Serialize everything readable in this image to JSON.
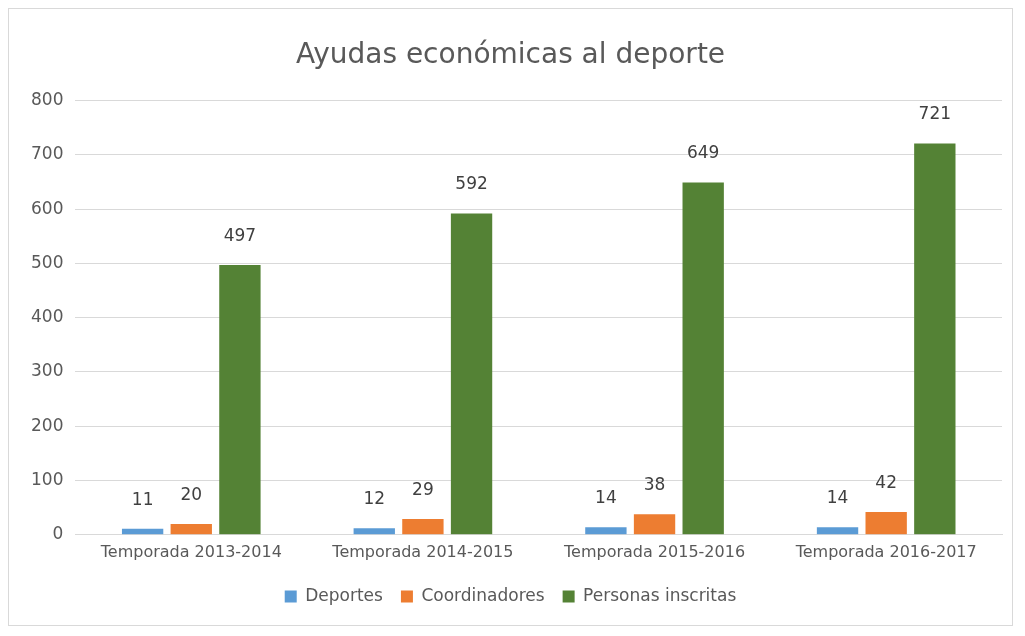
{
  "chart_data": {
    "type": "bar",
    "title": "Ayudas económicas al deporte",
    "categories": [
      "Temporada 2013-2014",
      "Temporada 2014-2015",
      "Temporada 2015-2016",
      "Temporada 2016-2017"
    ],
    "series": [
      {
        "name": "Deportes",
        "color": "#5b9bd5",
        "values": [
          11,
          12,
          14,
          14
        ]
      },
      {
        "name": "Coordinadores",
        "color": "#ed7d31",
        "values": [
          20,
          29,
          38,
          42
        ]
      },
      {
        "name": "Personas inscritas",
        "color": "#548235",
        "values": [
          497,
          592,
          649,
          721
        ]
      }
    ],
    "ylim": [
      0,
      800
    ],
    "yticks": [
      0,
      100,
      200,
      300,
      400,
      500,
      600,
      700,
      800
    ],
    "grid": "y",
    "legend": "bottom",
    "data_labels": true
  }
}
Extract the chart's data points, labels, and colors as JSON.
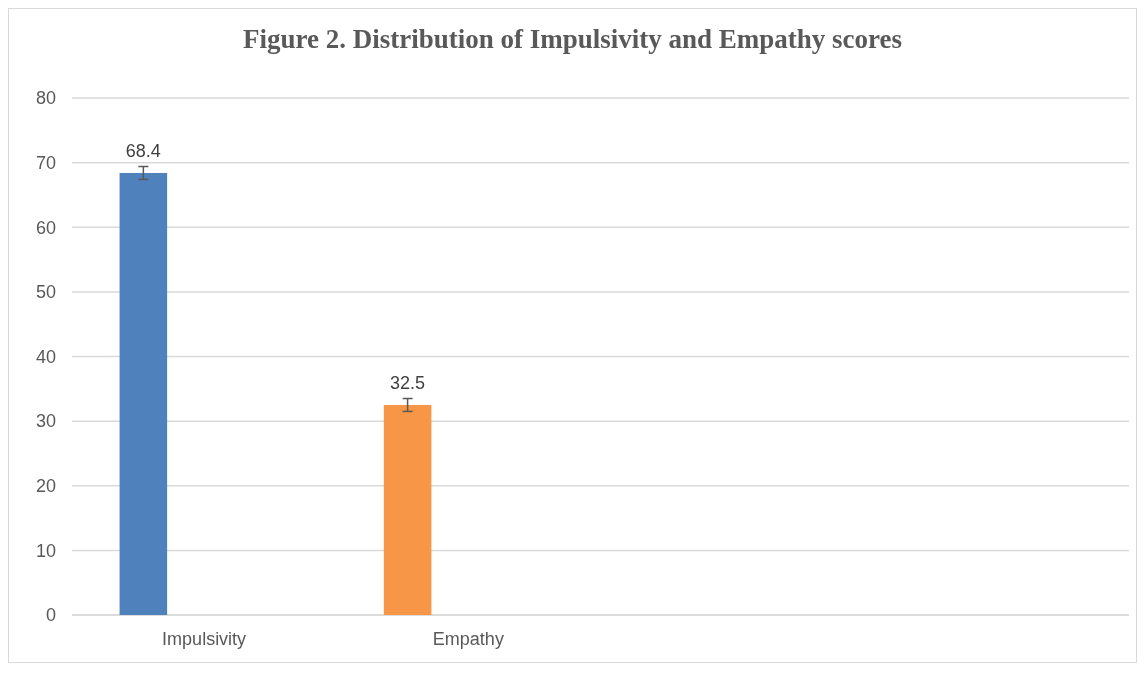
{
  "chart_data": {
    "type": "bar",
    "title": "Figure 2. Distribution of Impulsivity and Empathy scores",
    "categories": [
      "Impulsivity",
      "Empathy",
      null,
      null
    ],
    "values": [
      68.4,
      32.5,
      null,
      null
    ],
    "colors": [
      "#4f81bd",
      "#f79646",
      null,
      null
    ],
    "errors": [
      1.0,
      1.0,
      null,
      null
    ],
    "data_labels": true,
    "ylim": [
      0,
      80
    ],
    "yticks": [
      0,
      10,
      20,
      30,
      40,
      50,
      60,
      70,
      80
    ],
    "grid": "y"
  }
}
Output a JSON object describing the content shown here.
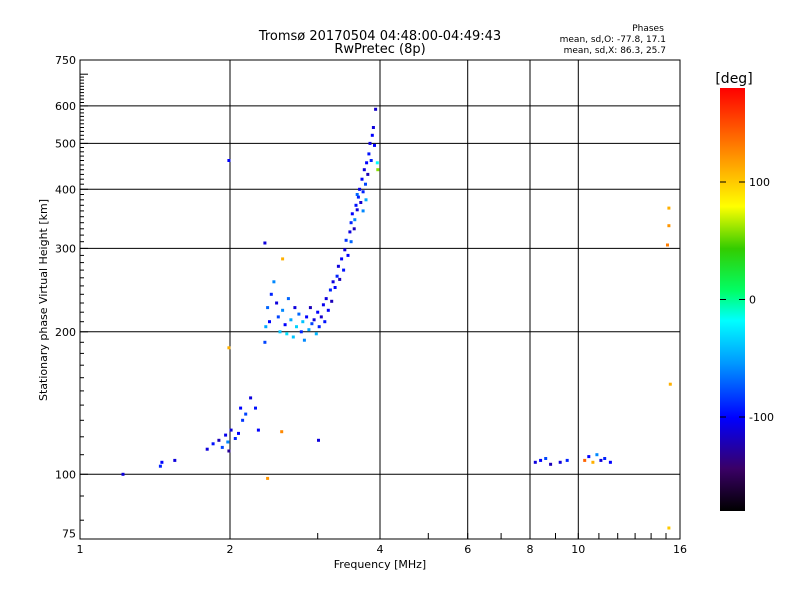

------------------------------

CHALLENGE: In your copy, leave out the pictures and reproduce the material above exactly.

RESULT FOR THIS TASK:
Serialize everything readable in this image to JSON.
{
  "chart_data": {
    "type": "bar",
    "title": "Ayudas económicas al deporte",
    "categories": [
      "Temporada 2013-2014",
      "Temporada 2014-2015",
      "Temporada 2015-2016",
      "Temporada 2016-2017"
    ],
    "series": [
      {
        "name": "Deportes",
        "color": "#5b9bd5",
        "values": [
          11,
          12,
          14,
          14
        ]
      },
      {
        "name": "Coordinadores",
        "color": "#ed7d31",
        "values": [
          20,
          29,
          38,
          42
        ]
      },
      {
        "name": "Personas inscritas",
        "color": "#548235",
        "values": [
          497,
          592,
          649,
          721
        ]
      }
    ],
    "ylim": [
      0,
      800
    ],
    "yticks": [
      0,
      100,
      200,
      300,
      400,
      500,
      600,
      700,
      800
    ],
    "grid": "y",
    "legend": "bottom",
    "data_labels": true
  }
}
Extract the chart's data points, labels, and colors as JSON.
{
  "chart_data": {
    "type": "bar",
    "title": "Figure 2. Distribution of Impulsivity and Empathy scores",
    "categories": [
      "Impulsivity",
      "Empathy",
      null,
      null
    ],
    "values": [
      68.4,
      32.5,
      null,
      null
    ],
    "colors": [
      "#4f81bd",
      "#f79646",
      null,
      null
    ],
    "errors": [
      1.0,
      1.0,
      null,
      null
    ],
    "data_labels": true,
    "ylim": [
      0,
      80
    ],
    "yticks": [
      0,
      10,
      20,
      30,
      40,
      50,
      60,
      70,
      80
    ],
    "grid": "y"
  }
}
Output a JSON object describing the content shown here.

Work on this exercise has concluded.